Task item | Pull every line holding the word "expression" out of the data and copy it.

====== Records to process ======

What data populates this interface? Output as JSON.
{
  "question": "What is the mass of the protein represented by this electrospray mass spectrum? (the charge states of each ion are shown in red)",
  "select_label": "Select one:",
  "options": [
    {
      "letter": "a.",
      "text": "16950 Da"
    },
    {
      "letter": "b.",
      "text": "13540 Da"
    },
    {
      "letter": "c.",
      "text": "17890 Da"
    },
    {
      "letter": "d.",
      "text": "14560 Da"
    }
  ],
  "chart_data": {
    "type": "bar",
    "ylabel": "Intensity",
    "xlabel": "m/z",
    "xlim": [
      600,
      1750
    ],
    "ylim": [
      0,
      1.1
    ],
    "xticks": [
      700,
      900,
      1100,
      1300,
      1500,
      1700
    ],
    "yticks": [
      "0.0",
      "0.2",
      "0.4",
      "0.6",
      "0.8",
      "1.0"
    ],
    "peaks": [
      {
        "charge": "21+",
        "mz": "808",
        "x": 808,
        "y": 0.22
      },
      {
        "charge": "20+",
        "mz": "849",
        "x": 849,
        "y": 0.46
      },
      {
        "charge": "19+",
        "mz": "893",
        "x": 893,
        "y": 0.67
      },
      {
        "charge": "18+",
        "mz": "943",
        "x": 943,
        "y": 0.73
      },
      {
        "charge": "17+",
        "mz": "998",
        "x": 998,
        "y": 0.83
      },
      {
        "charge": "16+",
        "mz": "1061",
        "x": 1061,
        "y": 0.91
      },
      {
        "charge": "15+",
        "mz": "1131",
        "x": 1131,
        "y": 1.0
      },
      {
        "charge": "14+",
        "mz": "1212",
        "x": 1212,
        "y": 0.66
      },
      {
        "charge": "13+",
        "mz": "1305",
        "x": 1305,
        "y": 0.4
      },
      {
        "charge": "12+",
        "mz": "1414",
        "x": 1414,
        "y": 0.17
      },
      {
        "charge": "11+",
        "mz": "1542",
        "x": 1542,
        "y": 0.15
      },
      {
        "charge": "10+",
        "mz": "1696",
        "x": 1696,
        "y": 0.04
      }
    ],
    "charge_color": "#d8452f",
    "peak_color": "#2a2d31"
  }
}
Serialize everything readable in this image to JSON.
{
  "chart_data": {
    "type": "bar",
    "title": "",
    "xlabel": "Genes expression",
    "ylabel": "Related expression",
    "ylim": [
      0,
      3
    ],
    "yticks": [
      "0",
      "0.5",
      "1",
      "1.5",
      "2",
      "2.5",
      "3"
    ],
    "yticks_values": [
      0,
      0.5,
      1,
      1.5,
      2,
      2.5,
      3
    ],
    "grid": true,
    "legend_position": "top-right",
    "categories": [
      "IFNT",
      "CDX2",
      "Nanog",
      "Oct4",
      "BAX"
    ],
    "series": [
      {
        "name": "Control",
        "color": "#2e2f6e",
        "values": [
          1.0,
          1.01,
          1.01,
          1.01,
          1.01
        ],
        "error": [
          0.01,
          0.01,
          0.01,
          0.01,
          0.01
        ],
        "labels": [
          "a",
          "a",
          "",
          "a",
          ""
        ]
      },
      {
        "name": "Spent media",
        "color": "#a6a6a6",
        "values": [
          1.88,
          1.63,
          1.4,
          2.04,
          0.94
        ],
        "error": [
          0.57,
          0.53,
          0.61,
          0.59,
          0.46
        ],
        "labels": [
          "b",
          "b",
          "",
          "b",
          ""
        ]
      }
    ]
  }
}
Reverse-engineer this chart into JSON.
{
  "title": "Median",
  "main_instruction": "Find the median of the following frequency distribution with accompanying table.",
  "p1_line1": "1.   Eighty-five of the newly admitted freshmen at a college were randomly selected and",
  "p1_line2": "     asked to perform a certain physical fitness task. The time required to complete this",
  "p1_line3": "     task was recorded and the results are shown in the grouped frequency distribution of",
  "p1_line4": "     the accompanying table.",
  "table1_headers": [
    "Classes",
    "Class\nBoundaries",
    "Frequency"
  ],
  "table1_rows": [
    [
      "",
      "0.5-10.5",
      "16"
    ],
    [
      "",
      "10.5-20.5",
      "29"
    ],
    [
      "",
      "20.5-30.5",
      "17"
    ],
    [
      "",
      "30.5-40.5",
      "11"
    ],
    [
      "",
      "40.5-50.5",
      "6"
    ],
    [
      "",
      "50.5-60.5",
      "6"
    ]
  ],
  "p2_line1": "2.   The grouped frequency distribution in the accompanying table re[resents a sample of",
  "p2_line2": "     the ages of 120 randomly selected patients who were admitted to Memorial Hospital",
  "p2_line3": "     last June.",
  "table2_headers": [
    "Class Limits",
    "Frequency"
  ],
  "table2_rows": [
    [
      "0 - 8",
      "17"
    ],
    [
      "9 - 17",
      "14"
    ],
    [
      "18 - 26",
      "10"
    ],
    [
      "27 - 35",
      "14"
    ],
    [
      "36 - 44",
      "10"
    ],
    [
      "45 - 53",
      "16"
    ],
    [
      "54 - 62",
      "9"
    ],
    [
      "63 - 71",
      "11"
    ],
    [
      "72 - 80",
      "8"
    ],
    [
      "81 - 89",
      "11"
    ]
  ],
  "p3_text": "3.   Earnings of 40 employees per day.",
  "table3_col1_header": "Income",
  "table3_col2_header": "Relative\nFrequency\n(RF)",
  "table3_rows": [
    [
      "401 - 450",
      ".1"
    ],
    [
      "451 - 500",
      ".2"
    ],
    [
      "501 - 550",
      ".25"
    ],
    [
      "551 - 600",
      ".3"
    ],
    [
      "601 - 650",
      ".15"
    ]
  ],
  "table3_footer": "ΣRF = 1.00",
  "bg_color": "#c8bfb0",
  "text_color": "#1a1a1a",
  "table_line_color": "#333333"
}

======

Solution |
    "xlabel": "Genes expression",
    "ylabel": "Related expression",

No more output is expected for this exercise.